## What to do
Reproduce every one of the following entries line for line, without altering anything.

## Layout coordinate data

◆ ◆ ◆

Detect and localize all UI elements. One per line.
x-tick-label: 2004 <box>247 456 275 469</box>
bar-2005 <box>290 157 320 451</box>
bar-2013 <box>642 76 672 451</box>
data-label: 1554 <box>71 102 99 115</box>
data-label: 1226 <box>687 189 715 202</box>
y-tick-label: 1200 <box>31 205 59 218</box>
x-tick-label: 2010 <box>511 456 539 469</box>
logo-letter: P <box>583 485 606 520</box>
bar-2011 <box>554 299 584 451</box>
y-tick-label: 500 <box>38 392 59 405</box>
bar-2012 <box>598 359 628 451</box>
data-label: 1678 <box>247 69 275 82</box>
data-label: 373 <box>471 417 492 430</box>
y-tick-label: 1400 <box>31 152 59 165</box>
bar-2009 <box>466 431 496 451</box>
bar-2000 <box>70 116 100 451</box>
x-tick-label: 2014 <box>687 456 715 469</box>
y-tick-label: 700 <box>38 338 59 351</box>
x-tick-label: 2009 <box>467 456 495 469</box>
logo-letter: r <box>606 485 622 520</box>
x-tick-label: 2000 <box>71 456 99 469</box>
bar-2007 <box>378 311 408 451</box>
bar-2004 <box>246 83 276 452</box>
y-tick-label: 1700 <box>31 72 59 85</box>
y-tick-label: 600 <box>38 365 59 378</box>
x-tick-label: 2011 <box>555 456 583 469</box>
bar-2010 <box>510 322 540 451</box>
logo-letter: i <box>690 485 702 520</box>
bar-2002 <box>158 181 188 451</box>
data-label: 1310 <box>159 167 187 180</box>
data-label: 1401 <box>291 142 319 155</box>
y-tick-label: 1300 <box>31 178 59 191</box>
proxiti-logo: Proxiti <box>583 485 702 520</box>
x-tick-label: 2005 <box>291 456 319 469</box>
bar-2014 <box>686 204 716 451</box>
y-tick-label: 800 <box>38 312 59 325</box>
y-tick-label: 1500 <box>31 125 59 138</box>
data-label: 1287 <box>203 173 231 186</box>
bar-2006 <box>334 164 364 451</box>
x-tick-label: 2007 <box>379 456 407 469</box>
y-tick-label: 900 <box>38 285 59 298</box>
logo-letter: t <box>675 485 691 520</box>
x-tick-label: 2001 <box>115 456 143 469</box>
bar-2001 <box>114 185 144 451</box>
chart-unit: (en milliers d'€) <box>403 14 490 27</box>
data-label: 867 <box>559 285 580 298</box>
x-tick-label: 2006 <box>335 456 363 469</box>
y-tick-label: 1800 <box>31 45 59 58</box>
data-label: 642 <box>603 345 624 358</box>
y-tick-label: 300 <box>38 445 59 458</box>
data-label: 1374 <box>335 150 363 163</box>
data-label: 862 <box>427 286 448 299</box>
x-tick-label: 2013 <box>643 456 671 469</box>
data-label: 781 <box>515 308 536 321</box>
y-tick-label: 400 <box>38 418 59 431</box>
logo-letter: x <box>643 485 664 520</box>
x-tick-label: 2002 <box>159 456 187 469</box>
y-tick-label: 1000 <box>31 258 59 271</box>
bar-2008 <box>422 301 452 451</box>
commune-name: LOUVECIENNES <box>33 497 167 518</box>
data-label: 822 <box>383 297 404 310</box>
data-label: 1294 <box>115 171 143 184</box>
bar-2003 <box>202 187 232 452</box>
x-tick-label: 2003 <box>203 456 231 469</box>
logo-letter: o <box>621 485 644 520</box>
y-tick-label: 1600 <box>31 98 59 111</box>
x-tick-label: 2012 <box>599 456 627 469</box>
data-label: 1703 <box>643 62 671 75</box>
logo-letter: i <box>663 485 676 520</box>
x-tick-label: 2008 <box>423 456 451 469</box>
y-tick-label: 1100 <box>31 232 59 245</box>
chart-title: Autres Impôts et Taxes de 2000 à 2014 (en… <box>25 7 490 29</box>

◆ ◆ ◆

## Final result
Detect and localize all UI elements. One per line.
x-tick-label: 2004 <box>247 456 275 469</box>
bar-2005 <box>290 157 320 451</box>
bar-2013 <box>642 76 672 451</box>
data-label: 1554 <box>71 102 99 115</box>
data-label: 1226 <box>687 189 715 202</box>
y-tick-label: 1200 <box>31 205 59 218</box>
x-tick-label: 2010 <box>511 456 539 469</box>
logo-letter: P <box>583 485 606 520</box>
bar-2011 <box>554 299 584 451</box>
y-tick-label: 500 <box>38 392 59 405</box>
bar-2012 <box>598 359 628 451</box>
data-label: 1678 <box>247 69 275 82</box>
data-label: 373 <box>471 417 492 430</box>
y-tick-label: 1400 <box>31 152 59 165</box>
bar-2009 <box>466 431 496 451</box>
bar-2000 <box>70 116 100 451</box>
x-tick-label: 2014 <box>687 456 715 469</box>
y-tick-label: 700 <box>38 338 59 351</box>
x-tick-label: 2009 <box>467 456 495 469</box>
logo-letter: r <box>606 485 622 520</box>
x-tick-label: 2000 <box>71 456 99 469</box>
bar-2007 <box>378 311 408 451</box>
bar-2004 <box>246 83 276 452</box>
y-tick-label: 1700 <box>31 72 59 85</box>
y-tick-label: 600 <box>38 365 59 378</box>
x-tick-label: 2011 <box>555 456 583 469</box>
bar-2010 <box>510 322 540 451</box>
logo-letter: i <box>690 485 702 520</box>
bar-2002 <box>158 181 188 451</box>
data-label: 1310 <box>159 167 187 180</box>
data-label: 1401 <box>291 142 319 155</box>
y-tick-label: 1300 <box>31 178 59 191</box>
proxiti-logo: Proxiti <box>583 485 702 520</box>
x-tick-label: 2005 <box>291 456 319 469</box>
bar-2014 <box>686 204 716 451</box>
y-tick-label: 800 <box>38 312 59 325</box>
y-tick-label: 1500 <box>31 125 59 138</box>
data-label: 1287 <box>203 173 231 186</box>
bar-2006 <box>334 164 364 451</box>
x-tick-label: 2007 <box>379 456 407 469</box>
y-tick-label: 900 <box>38 285 59 298</box>
logo-letter: t <box>675 485 691 520</box>
x-tick-label: 2001 <box>115 456 143 469</box>
bar-2001 <box>114 185 144 451</box>
chart-unit: (en milliers d'€) <box>403 14 490 27</box>
data-label: 867 <box>559 285 580 298</box>
x-tick-label: 2006 <box>335 456 363 469</box>
y-tick-label: 1800 <box>31 45 59 58</box>
data-label: 642 <box>603 345 624 358</box>
y-tick-label: 300 <box>38 445 59 458</box>
data-label: 1374 <box>335 150 363 163</box>
data-label: 862 <box>427 286 448 299</box>
x-tick-label: 2013 <box>643 456 671 469</box>
data-label: 781 <box>515 308 536 321</box>
y-tick-label: 400 <box>38 418 59 431</box>
logo-letter: x <box>643 485 664 520</box>
x-tick-label: 2002 <box>159 456 187 469</box>
y-tick-label: 1000 <box>31 258 59 271</box>
bar-2008 <box>422 301 452 451</box>
commune-name: LOUVECIENNES <box>33 497 167 518</box>
data-label: 822 <box>383 297 404 310</box>
data-label: 1294 <box>115 171 143 184</box>
bar-2003 <box>202 187 232 452</box>
x-tick-label: 2003 <box>203 456 231 469</box>
logo-letter: o <box>621 485 644 520</box>
y-tick-label: 1600 <box>31 98 59 111</box>
x-tick-label: 2012 <box>599 456 627 469</box>
data-label: 1703 <box>643 62 671 75</box>
logo-letter: i <box>663 485 676 520</box>
x-tick-label: 2008 <box>423 456 451 469</box>
y-tick-label: 1100 <box>31 232 59 245</box>
chart-title: Autres Impôts et Taxes de 2000 à 2014 (en… <box>25 7 490 29</box>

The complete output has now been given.